### Material provided:
— BEGIN —
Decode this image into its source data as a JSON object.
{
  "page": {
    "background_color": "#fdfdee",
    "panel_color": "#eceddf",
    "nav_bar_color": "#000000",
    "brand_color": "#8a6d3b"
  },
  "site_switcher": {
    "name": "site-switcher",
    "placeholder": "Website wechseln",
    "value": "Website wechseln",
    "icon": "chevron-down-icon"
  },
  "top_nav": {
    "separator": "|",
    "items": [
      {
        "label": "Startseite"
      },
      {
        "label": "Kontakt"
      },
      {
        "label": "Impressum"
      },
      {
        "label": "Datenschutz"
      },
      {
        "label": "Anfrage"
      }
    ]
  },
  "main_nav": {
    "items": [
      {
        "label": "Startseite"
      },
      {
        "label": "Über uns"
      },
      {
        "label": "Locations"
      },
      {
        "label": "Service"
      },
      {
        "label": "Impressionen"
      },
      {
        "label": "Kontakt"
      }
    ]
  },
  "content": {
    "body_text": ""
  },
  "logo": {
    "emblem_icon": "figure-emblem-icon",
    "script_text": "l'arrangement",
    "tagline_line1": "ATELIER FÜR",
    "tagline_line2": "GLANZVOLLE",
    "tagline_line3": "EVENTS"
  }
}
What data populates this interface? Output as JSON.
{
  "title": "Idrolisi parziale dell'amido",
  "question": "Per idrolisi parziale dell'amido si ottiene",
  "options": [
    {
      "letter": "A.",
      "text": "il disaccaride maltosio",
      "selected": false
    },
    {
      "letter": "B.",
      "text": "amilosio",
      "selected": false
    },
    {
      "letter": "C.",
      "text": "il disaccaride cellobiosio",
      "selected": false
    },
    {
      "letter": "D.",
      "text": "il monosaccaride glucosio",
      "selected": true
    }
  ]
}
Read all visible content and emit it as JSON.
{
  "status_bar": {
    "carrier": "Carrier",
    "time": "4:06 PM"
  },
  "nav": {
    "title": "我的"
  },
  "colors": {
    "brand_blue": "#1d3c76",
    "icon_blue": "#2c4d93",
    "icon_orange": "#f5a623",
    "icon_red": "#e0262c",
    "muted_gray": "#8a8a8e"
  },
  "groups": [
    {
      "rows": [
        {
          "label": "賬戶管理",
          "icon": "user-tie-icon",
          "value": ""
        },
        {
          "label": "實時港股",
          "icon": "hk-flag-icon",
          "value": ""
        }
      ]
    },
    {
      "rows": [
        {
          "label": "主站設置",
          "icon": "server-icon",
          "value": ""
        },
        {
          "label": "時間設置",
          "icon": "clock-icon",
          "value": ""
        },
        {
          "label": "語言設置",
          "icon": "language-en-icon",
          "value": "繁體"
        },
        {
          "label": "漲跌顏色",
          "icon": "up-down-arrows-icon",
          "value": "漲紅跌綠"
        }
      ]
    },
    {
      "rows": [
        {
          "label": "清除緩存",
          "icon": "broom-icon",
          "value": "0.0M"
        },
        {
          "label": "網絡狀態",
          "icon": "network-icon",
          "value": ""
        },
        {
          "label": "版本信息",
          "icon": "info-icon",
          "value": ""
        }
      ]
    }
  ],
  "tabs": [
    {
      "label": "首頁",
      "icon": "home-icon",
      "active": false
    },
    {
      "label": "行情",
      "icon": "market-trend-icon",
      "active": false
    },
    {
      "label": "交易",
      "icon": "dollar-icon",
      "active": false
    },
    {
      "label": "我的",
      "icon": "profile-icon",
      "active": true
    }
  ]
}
— END —
Make a copy of each line that contains the string "Website".

### Correct result:
    "placeholder": "Website wechseln",
    "value": "Website wechseln",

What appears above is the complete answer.